## Task description
Check each line of the listing for the word "Reichardt" and give only the number of lines that have it.

## Task inputs
:::
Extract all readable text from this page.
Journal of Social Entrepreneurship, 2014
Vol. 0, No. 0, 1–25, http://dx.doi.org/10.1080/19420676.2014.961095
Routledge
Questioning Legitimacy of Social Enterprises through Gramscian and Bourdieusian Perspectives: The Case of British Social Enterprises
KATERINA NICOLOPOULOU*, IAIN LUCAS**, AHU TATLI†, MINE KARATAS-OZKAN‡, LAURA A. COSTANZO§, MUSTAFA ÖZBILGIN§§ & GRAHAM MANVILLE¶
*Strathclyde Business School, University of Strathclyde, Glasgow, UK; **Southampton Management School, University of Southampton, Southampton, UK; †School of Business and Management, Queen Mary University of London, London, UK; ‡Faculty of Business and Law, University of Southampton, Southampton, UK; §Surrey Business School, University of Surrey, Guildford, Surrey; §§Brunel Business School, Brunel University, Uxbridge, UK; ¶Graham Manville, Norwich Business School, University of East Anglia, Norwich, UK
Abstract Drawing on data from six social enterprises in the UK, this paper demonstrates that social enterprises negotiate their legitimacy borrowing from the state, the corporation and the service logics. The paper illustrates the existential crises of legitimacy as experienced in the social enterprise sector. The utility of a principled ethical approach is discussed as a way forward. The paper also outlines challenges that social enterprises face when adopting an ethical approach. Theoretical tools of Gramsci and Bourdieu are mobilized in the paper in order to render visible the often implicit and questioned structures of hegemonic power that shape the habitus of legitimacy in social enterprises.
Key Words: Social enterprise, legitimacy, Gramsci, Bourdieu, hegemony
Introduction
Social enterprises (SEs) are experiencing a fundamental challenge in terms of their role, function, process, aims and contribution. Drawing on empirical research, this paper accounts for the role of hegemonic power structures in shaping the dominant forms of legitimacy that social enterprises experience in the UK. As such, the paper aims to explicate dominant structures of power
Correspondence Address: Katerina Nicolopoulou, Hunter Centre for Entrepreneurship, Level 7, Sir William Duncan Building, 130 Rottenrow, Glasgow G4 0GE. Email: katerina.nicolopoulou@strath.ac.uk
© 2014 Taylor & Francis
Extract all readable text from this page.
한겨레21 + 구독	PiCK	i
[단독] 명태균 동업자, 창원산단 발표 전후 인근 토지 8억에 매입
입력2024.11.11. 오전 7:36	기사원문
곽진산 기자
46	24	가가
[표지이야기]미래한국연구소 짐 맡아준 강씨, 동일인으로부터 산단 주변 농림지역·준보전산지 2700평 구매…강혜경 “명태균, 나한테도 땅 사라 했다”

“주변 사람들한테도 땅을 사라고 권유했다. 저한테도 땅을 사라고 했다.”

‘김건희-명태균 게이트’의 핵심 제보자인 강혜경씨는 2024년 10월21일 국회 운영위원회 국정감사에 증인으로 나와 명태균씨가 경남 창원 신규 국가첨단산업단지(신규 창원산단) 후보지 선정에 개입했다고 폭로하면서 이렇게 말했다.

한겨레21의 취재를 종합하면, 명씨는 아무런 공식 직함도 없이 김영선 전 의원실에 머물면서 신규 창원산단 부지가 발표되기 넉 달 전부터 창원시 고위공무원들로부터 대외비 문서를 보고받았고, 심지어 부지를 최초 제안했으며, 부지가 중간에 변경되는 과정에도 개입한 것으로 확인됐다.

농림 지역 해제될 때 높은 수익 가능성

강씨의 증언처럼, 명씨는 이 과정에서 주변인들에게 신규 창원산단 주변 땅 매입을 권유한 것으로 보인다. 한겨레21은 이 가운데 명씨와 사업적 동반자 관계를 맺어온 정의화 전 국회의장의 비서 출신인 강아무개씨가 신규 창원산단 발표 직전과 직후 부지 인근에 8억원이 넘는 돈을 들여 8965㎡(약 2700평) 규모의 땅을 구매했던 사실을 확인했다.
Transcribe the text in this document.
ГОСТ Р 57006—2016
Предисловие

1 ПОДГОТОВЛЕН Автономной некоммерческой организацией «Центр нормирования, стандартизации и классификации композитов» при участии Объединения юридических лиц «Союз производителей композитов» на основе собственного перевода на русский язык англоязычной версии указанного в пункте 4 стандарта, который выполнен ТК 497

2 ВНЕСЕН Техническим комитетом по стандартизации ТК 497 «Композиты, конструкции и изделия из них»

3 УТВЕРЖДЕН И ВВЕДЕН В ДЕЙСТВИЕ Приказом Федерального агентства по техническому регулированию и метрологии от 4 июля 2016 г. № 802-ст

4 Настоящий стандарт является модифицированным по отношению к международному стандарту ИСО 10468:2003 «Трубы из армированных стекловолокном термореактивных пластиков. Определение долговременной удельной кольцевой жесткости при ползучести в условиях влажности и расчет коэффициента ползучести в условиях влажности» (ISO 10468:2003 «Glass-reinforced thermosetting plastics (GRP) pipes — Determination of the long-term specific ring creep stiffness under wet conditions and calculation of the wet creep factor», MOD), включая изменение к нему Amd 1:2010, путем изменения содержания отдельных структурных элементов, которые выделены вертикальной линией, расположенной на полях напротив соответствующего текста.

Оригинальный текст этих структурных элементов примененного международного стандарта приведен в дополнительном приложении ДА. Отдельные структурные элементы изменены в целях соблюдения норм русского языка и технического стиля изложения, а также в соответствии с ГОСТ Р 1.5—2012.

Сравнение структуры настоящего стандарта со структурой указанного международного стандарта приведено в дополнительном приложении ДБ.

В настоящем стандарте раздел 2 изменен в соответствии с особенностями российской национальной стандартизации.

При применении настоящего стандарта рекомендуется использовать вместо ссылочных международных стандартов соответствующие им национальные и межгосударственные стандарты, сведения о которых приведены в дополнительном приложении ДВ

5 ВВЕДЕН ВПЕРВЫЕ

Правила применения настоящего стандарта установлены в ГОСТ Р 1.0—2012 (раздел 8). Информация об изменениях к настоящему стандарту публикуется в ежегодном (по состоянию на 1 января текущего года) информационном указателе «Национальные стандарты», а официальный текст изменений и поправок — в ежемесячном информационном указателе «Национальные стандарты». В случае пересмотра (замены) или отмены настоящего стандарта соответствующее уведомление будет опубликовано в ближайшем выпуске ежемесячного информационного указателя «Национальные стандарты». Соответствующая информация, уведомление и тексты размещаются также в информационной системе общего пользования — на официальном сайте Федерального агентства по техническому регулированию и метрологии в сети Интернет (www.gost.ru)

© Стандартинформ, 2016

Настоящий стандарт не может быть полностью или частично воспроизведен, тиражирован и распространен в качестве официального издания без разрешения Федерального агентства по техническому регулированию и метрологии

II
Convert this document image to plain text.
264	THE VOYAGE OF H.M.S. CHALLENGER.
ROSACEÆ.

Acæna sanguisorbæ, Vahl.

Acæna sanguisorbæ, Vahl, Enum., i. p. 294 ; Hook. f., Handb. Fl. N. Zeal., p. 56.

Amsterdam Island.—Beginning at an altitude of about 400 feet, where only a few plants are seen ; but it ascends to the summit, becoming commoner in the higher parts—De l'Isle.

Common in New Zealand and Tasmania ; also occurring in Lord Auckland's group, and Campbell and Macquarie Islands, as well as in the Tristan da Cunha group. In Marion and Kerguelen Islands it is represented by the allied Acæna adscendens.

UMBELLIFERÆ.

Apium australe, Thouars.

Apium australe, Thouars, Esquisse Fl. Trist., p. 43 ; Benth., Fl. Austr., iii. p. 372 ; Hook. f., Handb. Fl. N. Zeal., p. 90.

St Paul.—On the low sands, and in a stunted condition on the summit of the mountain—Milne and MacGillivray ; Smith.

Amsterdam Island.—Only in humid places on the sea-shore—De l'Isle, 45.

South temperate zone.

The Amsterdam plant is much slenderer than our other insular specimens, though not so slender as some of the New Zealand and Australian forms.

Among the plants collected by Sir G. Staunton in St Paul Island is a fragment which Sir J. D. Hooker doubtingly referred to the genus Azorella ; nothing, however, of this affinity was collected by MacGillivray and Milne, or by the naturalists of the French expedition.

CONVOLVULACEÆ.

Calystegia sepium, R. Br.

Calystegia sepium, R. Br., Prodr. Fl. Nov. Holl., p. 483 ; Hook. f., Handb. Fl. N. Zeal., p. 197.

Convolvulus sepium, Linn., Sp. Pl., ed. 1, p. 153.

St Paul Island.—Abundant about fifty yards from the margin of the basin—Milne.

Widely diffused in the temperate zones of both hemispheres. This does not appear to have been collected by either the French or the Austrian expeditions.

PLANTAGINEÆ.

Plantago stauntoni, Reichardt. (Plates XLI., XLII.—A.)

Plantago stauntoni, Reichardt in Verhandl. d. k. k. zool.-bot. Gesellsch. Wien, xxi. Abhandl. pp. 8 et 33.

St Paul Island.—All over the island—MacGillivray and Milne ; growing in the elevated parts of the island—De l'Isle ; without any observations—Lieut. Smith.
:::
## Response to this task
2